* DATA *
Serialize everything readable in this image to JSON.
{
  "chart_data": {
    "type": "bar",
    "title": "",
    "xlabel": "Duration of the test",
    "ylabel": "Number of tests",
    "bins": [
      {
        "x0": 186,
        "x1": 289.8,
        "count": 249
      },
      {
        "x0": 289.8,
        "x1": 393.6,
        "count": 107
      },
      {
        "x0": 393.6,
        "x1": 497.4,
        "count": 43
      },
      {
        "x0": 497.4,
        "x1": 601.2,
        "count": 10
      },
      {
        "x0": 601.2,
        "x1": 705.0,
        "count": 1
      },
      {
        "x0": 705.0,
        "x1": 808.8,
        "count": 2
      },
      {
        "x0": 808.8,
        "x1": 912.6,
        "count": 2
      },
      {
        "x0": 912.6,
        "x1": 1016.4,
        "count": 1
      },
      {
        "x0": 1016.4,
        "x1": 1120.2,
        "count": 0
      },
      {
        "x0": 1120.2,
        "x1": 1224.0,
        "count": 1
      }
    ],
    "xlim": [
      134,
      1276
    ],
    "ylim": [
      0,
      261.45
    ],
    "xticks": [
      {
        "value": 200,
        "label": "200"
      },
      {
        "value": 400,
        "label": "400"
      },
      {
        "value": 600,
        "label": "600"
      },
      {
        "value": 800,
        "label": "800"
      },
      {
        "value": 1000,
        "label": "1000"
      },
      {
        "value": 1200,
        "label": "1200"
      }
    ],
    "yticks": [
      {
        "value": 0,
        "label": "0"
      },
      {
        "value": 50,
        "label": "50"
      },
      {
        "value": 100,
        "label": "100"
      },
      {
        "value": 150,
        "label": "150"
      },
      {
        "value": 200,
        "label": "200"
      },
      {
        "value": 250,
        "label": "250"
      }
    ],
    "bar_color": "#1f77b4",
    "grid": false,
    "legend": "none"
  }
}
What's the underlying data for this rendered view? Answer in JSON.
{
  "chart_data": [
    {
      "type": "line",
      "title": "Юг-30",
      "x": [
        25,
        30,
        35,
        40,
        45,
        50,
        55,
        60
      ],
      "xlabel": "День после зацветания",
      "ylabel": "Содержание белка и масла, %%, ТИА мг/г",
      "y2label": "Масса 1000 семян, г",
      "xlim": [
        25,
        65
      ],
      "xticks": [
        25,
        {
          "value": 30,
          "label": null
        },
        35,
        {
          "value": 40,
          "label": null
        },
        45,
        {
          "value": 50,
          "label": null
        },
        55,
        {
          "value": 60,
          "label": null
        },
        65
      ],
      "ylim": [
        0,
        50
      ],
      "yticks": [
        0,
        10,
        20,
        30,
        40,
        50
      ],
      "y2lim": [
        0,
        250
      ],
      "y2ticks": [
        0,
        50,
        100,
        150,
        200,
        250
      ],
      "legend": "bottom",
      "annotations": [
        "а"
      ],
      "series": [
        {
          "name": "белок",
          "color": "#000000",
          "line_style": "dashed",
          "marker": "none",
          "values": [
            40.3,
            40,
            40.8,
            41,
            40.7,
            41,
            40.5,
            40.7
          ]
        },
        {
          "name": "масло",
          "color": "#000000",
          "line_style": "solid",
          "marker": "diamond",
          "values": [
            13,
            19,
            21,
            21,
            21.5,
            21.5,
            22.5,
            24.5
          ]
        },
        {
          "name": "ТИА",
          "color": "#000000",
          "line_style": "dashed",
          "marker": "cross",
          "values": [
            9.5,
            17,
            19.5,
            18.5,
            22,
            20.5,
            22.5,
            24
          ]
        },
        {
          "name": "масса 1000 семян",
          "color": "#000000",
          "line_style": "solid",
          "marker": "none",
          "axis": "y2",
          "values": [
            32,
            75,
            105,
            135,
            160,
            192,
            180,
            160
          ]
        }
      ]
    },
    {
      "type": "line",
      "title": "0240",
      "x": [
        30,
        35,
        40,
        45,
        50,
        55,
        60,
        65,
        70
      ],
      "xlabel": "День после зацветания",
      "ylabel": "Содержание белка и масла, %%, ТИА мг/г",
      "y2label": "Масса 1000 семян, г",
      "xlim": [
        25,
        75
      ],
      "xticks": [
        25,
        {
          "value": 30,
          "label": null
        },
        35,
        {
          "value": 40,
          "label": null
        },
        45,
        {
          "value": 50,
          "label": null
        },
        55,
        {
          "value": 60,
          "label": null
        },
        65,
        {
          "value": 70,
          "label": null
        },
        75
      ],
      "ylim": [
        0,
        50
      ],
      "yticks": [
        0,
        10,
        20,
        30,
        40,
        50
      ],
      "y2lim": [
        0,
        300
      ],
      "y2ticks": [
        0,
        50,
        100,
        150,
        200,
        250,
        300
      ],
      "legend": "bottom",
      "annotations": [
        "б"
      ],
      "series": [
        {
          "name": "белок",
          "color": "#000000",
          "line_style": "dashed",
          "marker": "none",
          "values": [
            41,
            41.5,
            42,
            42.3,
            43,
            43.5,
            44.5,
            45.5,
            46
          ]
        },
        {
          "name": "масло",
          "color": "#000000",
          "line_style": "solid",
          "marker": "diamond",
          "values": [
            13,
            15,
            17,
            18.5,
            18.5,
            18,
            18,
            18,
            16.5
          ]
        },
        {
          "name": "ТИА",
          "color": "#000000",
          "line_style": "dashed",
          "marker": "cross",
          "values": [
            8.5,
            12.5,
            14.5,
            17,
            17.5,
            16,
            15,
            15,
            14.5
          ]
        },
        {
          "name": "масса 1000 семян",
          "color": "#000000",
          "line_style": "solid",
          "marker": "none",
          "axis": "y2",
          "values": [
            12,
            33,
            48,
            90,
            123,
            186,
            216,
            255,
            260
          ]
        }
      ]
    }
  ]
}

* WHAT THE TASK ASKS *
Set down the listing above in full, please, exactly as it appears.

* REPLY TO THE TASK *
Serialize everything readable in this image to JSON.
{
  "chart_data": {
    "type": "bar",
    "title": "",
    "xlabel": "Duration of the test",
    "ylabel": "Number of tests",
    "bins": [
      {
        "x0": 186,
        "x1": 289.8,
        "count": 249
      },
      {
        "x0": 289.8,
        "x1": 393.6,
        "count": 107
      },
      {
        "x0": 393.6,
        "x1": 497.4,
        "count": 43
      },
      {
        "x0": 497.4,
        "x1": 601.2,
        "count": 10
      },
      {
        "x0": 601.2,
        "x1": 705.0,
        "count": 1
      },
      {
        "x0": 705.0,
        "x1": 808.8,
        "count": 2
      },
      {
        "x0": 808.8,
        "x1": 912.6,
        "count": 2
      },
      {
        "x0": 912.6,
        "x1": 1016.4,
        "count": 1
      },
      {
        "x0": 1016.4,
        "x1": 1120.2,
        "count": 0
      },
      {
        "x0": 1120.2,
        "x1": 1224.0,
        "count": 1
      }
    ],
    "xlim": [
      134,
      1276
    ],
    "ylim": [
      0,
      261.45
    ],
    "xticks": [
      {
        "value": 200,
        "label": "200"
      },
      {
        "value": 400,
        "label": "400"
      },
      {
        "value": 600,
        "label": "600"
      },
      {
        "value": 800,
        "label": "800"
      },
      {
        "value": 1000,
        "label": "1000"
      },
      {
        "value": 1200,
        "label": "1200"
      }
    ],
    "yticks": [
      {
        "value": 0,
        "label": "0"
      },
      {
        "value": 50,
        "label": "50"
      },
      {
        "value": 100,
        "label": "100"
      },
      {
        "value": 150,
        "label": "150"
      },
      {
        "value": 200,
        "label": "200"
      },
      {
        "value": 250,
        "label": "250"
      }
    ],
    "bar_color": "#1f77b4",
    "grid": false,
    "legend": "none"
  }
}
What's the underlying data for this rendered view? Answer in JSON.
{
  "chart_data": [
    {
      "type": "line",
      "title": "Юг-30",
      "x": [
        25,
        30,
        35,
        40,
        45,
        50,
        55,
        60
      ],
      "xlabel": "День после зацветания",
      "ylabel": "Содержание белка и масла, %%, ТИА мг/г",
      "y2label": "Масса 1000 семян, г",
      "xlim": [
        25,
        65
      ],
      "xticks": [
        25,
        {
          "value": 30,
          "label": null
        },
        35,
        {
          "value": 40,
          "label": null
        },
        45,
        {
          "value": 50,
          "label": null
        },
        55,
        {
          "value": 60,
          "label": null
        },
        65
      ],
      "ylim": [
        0,
        50
      ],
      "yticks": [
        0,
        10,
        20,
        30,
        40,
        50
      ],
      "y2lim": [
        0,
        250
      ],
      "y2ticks": [
        0,
        50,
        100,
        150,
        200,
        250
      ],
      "legend": "bottom",
      "annotations": [
        "а"
      ],
      "series": [
        {
          "name": "белок",
          "color": "#000000",
          "line_style": "dashed",
          "marker": "none",
          "values": [
            40.3,
            40,
            40.8,
            41,
            40.7,
            41,
            40.5,
            40.7
          ]
        },
        {
          "name": "масло",
          "color": "#000000",
          "line_style": "solid",
          "marker": "diamond",
          "values": [
            13,
            19,
            21,
            21,
            21.5,
            21.5,
            22.5,
            24.5
          ]
        },
        {
          "name": "ТИА",
          "color": "#000000",
          "line_style": "dashed",
          "marker": "cross",
          "values": [
            9.5,
            17,
            19.5,
            18.5,
            22,
            20.5,
            22.5,
            24
          ]
        },
        {
          "name": "масса 1000 семян",
          "color": "#000000",
          "line_style": "solid",
          "marker": "none",
          "axis": "y2",
          "values": [
            32,
            75,
            105,
            135,
            160,
            192,
            180,
            160
          ]
        }
      ]
    },
    {
      "type": "line",
      "title": "0240",
      "x": [
        30,
        35,
        40,
        45,
        50,
        55,
        60,
        65,
        70
      ],
      "xlabel": "День после зацветания",
      "ylabel": "Содержание белка и масла, %%, ТИА мг/г",
      "y2label": "Масса 1000 семян, г",
      "xlim": [
        25,
        75
      ],
      "xticks": [
        25,
        {
          "value": 30,
          "label": null
        },
        35,
        {
          "value": 40,
          "label": null
        },
        45,
        {
          "value": 50,
          "label": null
        },
        55,
        {
          "value": 60,
          "label": null
        },
        65,
        {
          "value": 70,
          "label": null
        },
        75
      ],
      "ylim": [
        0,
        50
      ],
      "yticks": [
        0,
        10,
        20,
        30,
        40,
        50
      ],
      "y2lim": [
        0,
        300
      ],
      "y2ticks": [
        0,
        50,
        100,
        150,
        200,
        250,
        300
      ],
      "legend": "bottom",
      "annotations": [
        "б"
      ],
      "series": [
        {
          "name": "белок",
          "color": "#000000",
          "line_style": "dashed",
          "marker": "none",
          "values": [
            41,
            41.5,
            42,
            42.3,
            43,
            43.5,
            44.5,
            45.5,
            46
          ]
        },
        {
          "name": "масло",
          "color": "#000000",
          "line_style": "solid",
          "marker": "diamond",
          "values": [
            13,
            15,
            17,
            18.5,
            18.5,
            18,
            18,
            18,
            16.5
          ]
        },
        {
          "name": "ТИА",
          "color": "#000000",
          "line_style": "dashed",
          "marker": "cross",
          "values": [
            8.5,
            12.5,
            14.5,
            17,
            17.5,
            16,
            15,
            15,
            14.5
          ]
        },
        {
          "name": "масса 1000 семян",
          "color": "#000000",
          "line_style": "solid",
          "marker": "none",
          "axis": "y2",
          "values": [
            12,
            33,
            48,
            90,
            123,
            186,
            216,
            255,
            260
          ]
        }
      ]
    }
  ]
}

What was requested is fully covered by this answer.